▶ _Requirement_: Take the line containing "Parse this screenshot: output" and all lines after it, through the end of the material, and repeat them exactly, pictures left out.

▶ _Records shown_:

_ _ _ _

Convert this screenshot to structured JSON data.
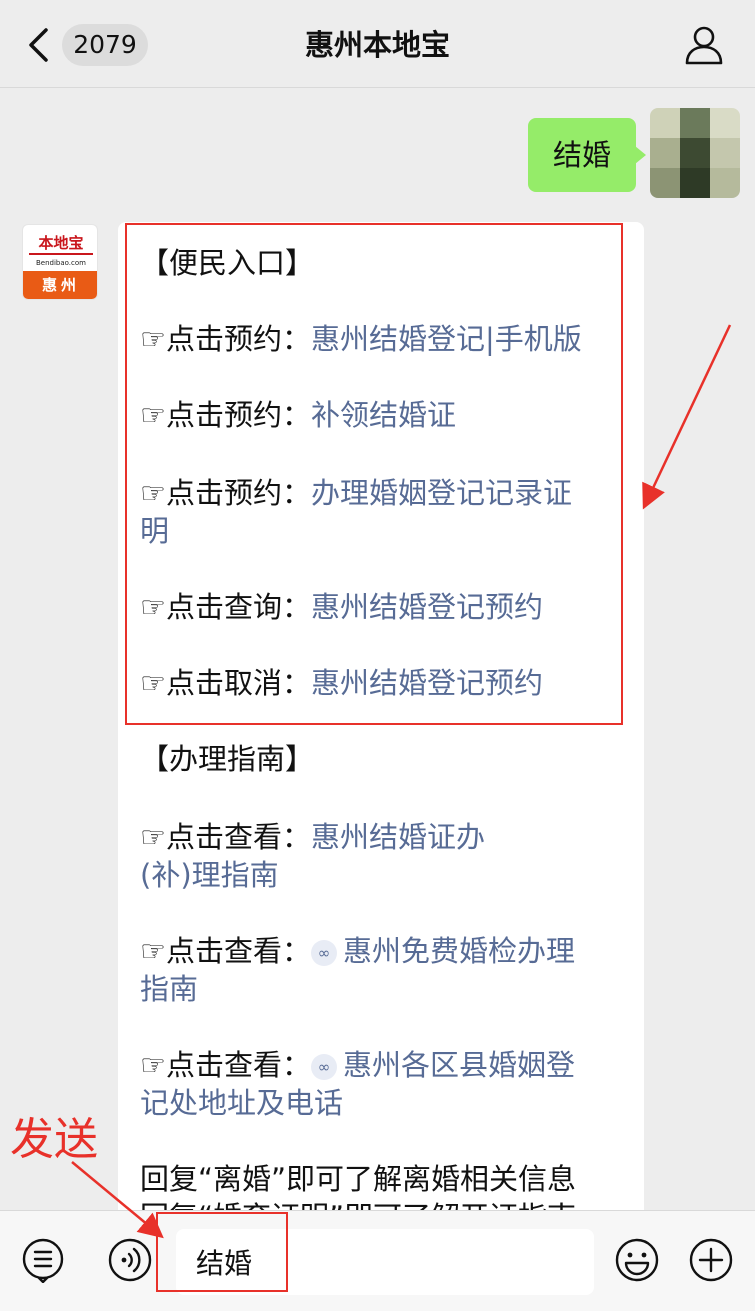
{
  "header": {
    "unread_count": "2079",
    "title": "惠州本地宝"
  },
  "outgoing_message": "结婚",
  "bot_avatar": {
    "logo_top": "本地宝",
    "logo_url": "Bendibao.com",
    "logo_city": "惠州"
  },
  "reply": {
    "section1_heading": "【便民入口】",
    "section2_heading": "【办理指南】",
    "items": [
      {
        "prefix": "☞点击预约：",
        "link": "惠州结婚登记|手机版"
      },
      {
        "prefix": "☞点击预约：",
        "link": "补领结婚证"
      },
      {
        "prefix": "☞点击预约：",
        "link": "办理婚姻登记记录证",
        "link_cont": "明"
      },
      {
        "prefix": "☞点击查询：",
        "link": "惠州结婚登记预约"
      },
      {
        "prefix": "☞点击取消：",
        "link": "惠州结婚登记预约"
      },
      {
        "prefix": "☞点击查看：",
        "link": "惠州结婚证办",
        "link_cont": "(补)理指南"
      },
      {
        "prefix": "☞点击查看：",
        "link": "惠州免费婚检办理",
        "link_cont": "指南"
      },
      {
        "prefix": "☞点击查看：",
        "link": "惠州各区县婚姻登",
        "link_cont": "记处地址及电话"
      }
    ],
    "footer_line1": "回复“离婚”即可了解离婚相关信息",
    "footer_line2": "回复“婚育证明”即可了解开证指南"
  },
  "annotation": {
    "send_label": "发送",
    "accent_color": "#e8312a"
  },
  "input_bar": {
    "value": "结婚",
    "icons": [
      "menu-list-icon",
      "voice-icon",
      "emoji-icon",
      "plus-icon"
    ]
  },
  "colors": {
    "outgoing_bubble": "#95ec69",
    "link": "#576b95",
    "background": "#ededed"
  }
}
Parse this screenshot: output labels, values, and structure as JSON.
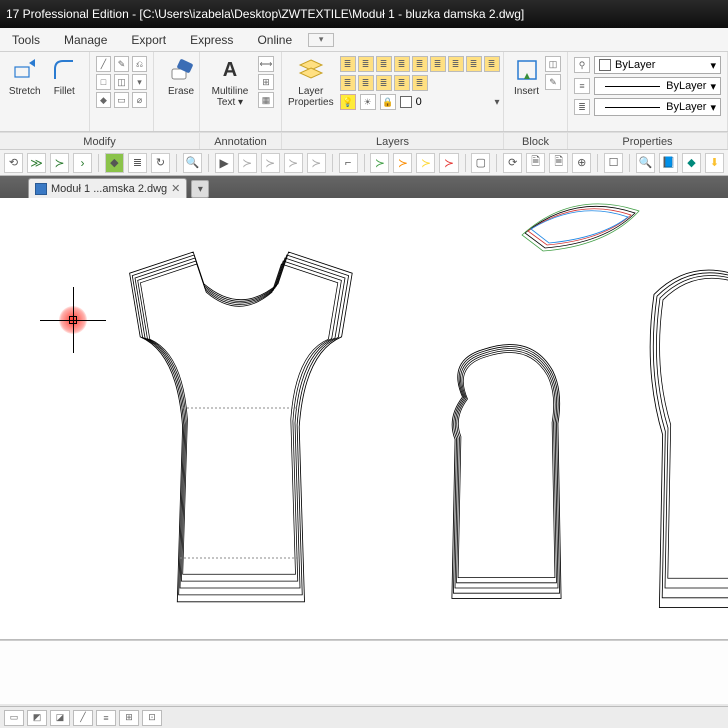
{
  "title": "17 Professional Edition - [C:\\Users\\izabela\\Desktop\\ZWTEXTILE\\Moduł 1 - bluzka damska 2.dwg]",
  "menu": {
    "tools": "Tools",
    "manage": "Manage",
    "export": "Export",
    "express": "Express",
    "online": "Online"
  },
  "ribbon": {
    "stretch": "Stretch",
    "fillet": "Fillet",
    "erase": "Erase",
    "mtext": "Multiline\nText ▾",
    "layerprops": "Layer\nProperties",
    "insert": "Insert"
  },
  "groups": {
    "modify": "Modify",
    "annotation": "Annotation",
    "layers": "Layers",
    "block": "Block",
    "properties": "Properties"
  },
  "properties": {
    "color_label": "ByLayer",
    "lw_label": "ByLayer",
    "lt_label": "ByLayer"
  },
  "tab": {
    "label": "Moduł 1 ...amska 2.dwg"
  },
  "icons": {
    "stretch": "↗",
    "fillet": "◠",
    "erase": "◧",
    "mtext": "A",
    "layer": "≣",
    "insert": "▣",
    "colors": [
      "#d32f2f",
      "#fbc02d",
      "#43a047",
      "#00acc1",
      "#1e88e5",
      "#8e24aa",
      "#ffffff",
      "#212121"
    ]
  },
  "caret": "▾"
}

_ _ _ _

▶ _Answer to this exercise_:
Parse this screenshot: output labels, values, and structure as JSON.
{
  "title": "17 Professional Edition - [C:\\Users\\izabela\\Desktop\\ZWTEXTILE\\Moduł 1 - bluzka damska 2.dwg]",
  "menu": {
    "tools": "Tools",
    "manage": "Manage",
    "export": "Export",
    "express": "Express",
    "online": "Online"
  },
  "ribbon": {
    "stretch": "Stretch",
    "fillet": "Fillet",
    "erase": "Erase",
    "mtext": "Multiline\nText ▾",
    "layerprops": "Layer\nProperties",
    "insert": "Insert"
  },
  "groups": {
    "modify": "Modify",
    "annotation": "Annotation",
    "layers": "Layers",
    "block": "Block",
    "properties": "Properties"
  },
  "properties": {
    "color_label": "ByLayer",
    "lw_label": "ByLayer",
    "lt_label": "ByLayer"
  },
  "tab": {
    "label": "Moduł 1 ...amska 2.dwg"
  },
  "icons": {
    "stretch": "↗",
    "fillet": "◠",
    "erase": "◧",
    "mtext": "A",
    "layer": "≣",
    "insert": "▣",
    "colors": [
      "#d32f2f",
      "#fbc02d",
      "#43a047",
      "#00acc1",
      "#1e88e5",
      "#8e24aa",
      "#ffffff",
      "#212121"
    ]
  },
  "caret": "▾"
}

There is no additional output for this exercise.